The request: Give only the number of lines that hold the word "this".

Items from a figure collection:
'''
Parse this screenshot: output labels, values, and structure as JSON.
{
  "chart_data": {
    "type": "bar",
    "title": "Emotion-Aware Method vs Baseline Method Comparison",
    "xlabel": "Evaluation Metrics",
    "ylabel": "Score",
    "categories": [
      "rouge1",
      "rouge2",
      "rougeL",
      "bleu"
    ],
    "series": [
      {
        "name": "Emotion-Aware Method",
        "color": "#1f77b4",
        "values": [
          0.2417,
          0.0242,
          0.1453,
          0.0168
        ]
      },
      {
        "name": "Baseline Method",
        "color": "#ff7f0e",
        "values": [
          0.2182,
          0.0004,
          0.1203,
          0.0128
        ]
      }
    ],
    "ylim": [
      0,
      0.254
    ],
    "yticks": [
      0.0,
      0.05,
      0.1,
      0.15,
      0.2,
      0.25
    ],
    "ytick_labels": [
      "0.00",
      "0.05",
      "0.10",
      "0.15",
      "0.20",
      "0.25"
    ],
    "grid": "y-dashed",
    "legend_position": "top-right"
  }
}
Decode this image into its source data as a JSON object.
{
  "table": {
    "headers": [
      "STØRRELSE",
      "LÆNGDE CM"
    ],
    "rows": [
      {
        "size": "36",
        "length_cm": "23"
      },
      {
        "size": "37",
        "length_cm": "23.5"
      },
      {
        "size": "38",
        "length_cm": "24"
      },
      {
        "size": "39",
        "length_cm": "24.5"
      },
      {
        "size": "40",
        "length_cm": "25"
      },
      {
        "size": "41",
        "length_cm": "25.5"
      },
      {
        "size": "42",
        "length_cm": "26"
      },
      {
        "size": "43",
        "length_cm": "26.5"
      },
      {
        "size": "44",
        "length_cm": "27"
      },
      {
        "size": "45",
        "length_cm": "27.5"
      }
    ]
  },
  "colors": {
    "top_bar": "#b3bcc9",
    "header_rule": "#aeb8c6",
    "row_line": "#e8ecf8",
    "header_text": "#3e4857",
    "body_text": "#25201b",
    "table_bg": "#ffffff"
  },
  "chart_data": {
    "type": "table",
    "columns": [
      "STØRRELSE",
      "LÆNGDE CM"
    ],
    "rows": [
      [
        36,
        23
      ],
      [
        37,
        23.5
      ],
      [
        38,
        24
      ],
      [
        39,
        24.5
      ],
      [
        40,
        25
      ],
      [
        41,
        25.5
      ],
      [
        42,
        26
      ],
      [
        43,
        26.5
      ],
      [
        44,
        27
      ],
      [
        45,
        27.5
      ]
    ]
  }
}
'''
Full solution: 2